DOCUMENT EXCERPT:
********************
The symptoms of CDI are caused by two closely related toxins, designated A and B, and encoded by the pathogenicity locus (PaLoc), a 19 kb chromosomally integrated DNA sequence (Braun et al. 1996). The PaLoc’s single genomic location (Braun et al. 1996; Dingle et al. 2011), clade-specificity of its genetic variants (Dingle et al. 2011), and a lack of genes conferring mobility (Braun and von Eichel-Streiber 1999) suggest that it is stably integrated. However, nontoxigenic strains exist which intermingle phylogenetically with toxigenic strains of clades 1, 4, and 5, suggesting multiple gain and loss events (Elliott et al. 2009; Dingle et al. 2011, 2014). Transfer of the PaLoc to nontoxigenic strains and resultant toxigenic conversion has been demonstrated experimentally (Brouwer et al. 2013).

The C. difficile toxins belong to the large clostridial toxin family, members of which have also been identified in Clostridium sordellii, Clostridium novyi, and Clostridium perfringens (Amimoto et al. 2007). The large clostridial toxins comprise four domains (Davies et al. 2011): A glucosylating enzymatic domain, an autocatalytic processing/protease domain, a membrane-translocating domain and a repetitive, and receptor-binding domain. Because of the large size of the toxin-encoding genes, analysis of genetic polymorphism within the C. difficile PaLoc has frequently been confined to toxinotyping, a method based on PCR and restriction endonuclease digests which infers nucleotide sequence variation indirectly (Rupnik et al. 1998). Within clade 5, toxinotypes are largely congruent with genotype (Stabler et al. 2012); for example, the 078 PaLoc is designated toxinotype V. Deletions which can abrogate toxin production (Rupnik 2008) are common within the repetitive sequences of the toxin A receptor-binding domain and have been described in clades 1, 2, 4, and 5 (Rupnik 2008; Zaiß et al. 2009). The PaLoc encodes a further three genes: tcdR (an alternative sigma factor), tcdE (a bacteriophage-like putative holin), and tcdC (a negative regulator), and contains a phage-like endolysin fragment (Monot et al. 2011). Changes to PaLoc genes, most notably tcdB (Lanis et al. 2013) and more controversially, tcdC (Carter et al. 2011; Bakker et al. 2012; Cartman et al. 2012), have been proposed to impact on the severity of clinical disease.
********************
LISTED RECORDS:
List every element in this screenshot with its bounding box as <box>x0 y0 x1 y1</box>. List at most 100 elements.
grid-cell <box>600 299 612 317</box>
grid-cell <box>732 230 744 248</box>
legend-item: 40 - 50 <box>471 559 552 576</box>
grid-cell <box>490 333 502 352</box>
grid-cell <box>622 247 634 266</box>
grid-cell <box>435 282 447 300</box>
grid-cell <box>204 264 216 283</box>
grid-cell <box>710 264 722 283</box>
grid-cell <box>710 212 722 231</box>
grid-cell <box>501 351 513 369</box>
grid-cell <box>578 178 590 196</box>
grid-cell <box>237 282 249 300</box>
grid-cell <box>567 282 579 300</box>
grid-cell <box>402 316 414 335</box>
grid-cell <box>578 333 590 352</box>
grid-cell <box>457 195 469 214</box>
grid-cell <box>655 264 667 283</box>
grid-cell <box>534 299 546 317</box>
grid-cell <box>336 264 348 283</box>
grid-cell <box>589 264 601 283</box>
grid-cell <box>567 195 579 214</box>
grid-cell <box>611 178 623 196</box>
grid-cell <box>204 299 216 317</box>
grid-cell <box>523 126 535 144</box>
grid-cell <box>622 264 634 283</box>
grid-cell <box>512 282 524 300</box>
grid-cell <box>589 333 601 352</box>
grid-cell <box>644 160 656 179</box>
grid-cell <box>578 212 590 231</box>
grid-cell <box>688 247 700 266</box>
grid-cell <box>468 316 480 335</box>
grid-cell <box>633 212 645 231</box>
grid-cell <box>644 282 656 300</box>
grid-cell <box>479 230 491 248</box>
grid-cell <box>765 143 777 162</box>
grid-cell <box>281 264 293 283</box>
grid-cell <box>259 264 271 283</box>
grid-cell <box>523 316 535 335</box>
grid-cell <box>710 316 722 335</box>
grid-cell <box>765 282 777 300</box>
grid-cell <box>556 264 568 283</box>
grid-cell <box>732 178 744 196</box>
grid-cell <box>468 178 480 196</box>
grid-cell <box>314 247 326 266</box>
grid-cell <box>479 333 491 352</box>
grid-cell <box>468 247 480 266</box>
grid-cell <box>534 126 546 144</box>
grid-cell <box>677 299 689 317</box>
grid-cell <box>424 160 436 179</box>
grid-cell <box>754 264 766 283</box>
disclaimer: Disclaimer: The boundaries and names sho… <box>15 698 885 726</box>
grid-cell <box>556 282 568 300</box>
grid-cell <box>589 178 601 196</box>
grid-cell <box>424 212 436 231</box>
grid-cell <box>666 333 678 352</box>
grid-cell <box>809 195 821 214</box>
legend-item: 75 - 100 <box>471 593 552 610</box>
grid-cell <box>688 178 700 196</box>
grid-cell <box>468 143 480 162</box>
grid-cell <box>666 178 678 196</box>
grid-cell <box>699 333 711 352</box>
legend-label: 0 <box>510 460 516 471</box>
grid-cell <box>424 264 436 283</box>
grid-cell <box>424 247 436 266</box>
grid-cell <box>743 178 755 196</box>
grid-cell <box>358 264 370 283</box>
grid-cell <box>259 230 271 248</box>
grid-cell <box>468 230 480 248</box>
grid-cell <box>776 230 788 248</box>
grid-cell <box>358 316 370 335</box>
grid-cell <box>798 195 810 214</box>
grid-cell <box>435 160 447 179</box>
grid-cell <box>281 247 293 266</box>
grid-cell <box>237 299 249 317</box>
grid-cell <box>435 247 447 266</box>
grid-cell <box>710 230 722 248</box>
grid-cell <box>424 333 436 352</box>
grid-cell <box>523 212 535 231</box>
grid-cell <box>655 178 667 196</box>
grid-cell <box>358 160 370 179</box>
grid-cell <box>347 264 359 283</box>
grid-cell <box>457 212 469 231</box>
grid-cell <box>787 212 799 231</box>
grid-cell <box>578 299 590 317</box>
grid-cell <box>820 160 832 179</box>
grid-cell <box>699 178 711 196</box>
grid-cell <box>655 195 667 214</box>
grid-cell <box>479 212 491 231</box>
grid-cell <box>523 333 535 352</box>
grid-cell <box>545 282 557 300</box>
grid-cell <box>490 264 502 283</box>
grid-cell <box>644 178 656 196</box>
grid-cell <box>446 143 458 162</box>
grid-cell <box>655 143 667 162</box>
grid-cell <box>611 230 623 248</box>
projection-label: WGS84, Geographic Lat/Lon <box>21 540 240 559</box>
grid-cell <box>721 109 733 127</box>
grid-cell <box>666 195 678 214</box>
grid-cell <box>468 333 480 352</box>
********************
PROBLEMS TO SOLVE:
**A.** Duplicate this portion of the C. difficile toxin text, starting at the words "The symptoms of" and ending after "et al. 2013).".
**B.** Pick up the passage on C. difficile toxins and the PaLoc from where it ends and continue it.

RESPONSES BY TASK:
**A.**
The symptoms of CDI are caused by two closely related toxins, designated A and B, and encoded by the pathogenicity locus (PaLoc), a 19 kb chromosomally integrated DNA sequence (Braun et al. 1996). The PaLoc’s single genomic location (Braun et al. 1996; Dingle et al. 2011), clade-specificity of its genetic variants (Dingle et al. 2011), and a lack of genes conferring mobility (Braun and von Eichel-Streiber 1999) suggest that it is stably integrated. However, nontoxigenic strains exist which intermingle phylogenetically with toxigenic strains of clades 1, 4, and 5, suggesting multiple gain and loss events (Elliott et al. 2009; Dingle et al. 2011, 2014). Transfer of the PaLoc to nontoxigenic strains and resultant toxigenic conversion has been demonstrated experimentally (Brouwer et al. 2013).

**B.**
The purpose of this study was to explore the evolutionary history of the PaLoc in C. difficile clade 5. To do so, the phylogeny of clade 5 was reconstructed based on whole-genome sequences (WGS) from a representative collection of isolates comprising both toxigenic and nontoxigenic strains. The toxigenic strains within clade 5 exhibited significant PaLoc variation consistent with the previously assigned toxinotypes XIa/b, XIV, XXVIII, and XXXI (Schneeberg et al. 2012, 2013; Squire et al. 2013; Knight and Riley 2013; Knight et al. 2013). The extent of clade 5 PaLoc variation was studied and compared with this locus in members of other clades. By examining the whole genome and PaLoc phylogenies, we aimed to understand the evolutionary events leading to PaLoc acquisition and/or loss by clade 5.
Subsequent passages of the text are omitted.